(Data tied to figure images)
▬▬▬
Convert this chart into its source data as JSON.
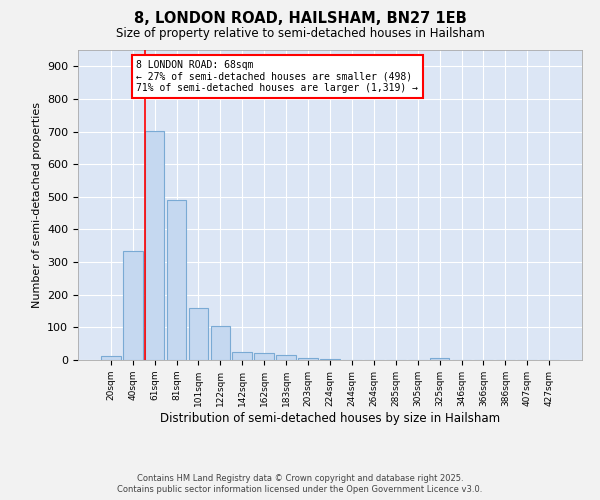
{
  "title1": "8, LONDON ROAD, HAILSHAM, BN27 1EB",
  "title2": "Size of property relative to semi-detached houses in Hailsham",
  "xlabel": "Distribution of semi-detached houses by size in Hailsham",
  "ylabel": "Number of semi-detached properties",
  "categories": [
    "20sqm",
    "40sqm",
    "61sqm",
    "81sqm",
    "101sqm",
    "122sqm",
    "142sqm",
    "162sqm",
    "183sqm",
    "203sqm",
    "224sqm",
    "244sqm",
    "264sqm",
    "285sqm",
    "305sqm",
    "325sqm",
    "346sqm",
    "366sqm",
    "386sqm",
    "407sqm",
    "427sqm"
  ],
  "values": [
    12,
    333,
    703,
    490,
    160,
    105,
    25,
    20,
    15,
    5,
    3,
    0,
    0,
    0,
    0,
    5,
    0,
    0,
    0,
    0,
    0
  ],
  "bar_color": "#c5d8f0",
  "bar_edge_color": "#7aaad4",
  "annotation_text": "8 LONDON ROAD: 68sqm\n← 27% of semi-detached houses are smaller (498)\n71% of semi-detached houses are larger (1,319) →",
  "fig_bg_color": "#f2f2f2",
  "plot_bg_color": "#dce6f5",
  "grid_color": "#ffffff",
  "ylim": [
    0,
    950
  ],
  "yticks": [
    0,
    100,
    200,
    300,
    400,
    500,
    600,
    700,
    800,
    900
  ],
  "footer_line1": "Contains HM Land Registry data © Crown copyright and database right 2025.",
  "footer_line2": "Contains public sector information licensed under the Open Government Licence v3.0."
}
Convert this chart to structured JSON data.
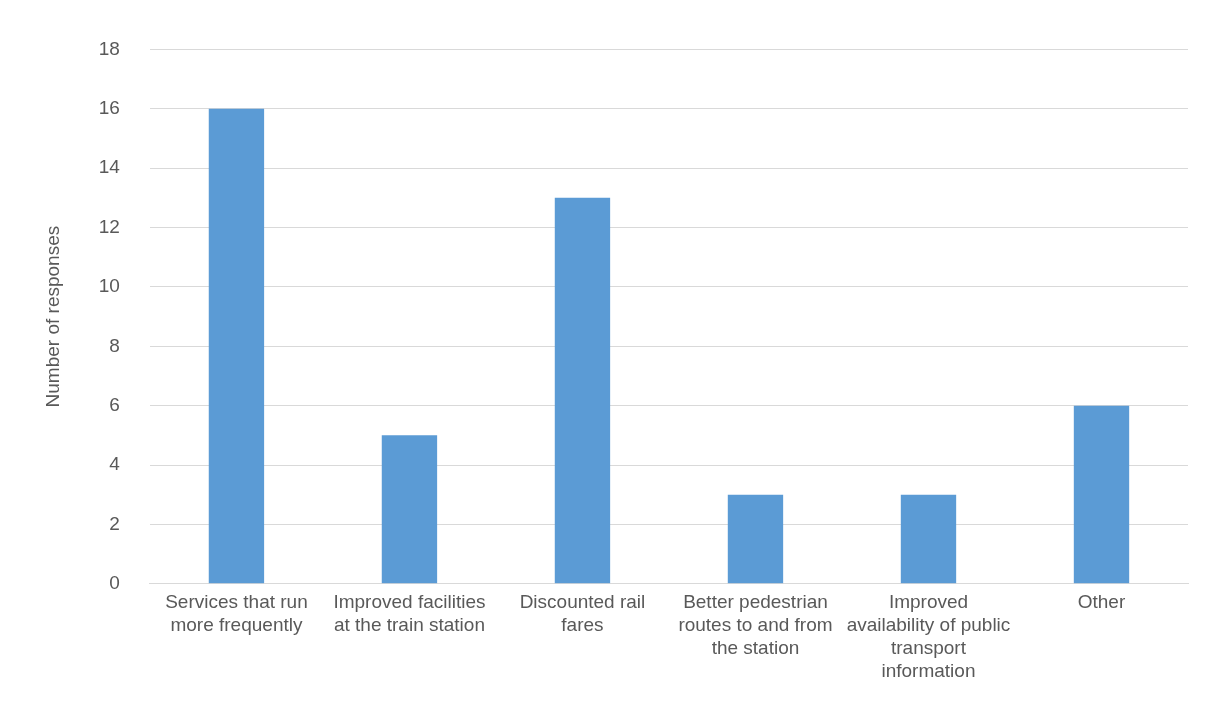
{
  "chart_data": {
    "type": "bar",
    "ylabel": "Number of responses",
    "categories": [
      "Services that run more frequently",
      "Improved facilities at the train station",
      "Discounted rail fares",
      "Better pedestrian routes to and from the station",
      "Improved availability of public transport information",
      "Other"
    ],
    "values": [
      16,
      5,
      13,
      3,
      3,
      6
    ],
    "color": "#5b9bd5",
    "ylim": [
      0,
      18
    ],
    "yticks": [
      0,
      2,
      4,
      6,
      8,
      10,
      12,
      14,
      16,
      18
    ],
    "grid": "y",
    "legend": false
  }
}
▬▬▬
Aim of the exercise
Using the records above, pull out each line where the word "Number" occurs.

Output for this exercise
  "ylabel": "Number of semi-detached properties",
    "ylabel": "Number of responses",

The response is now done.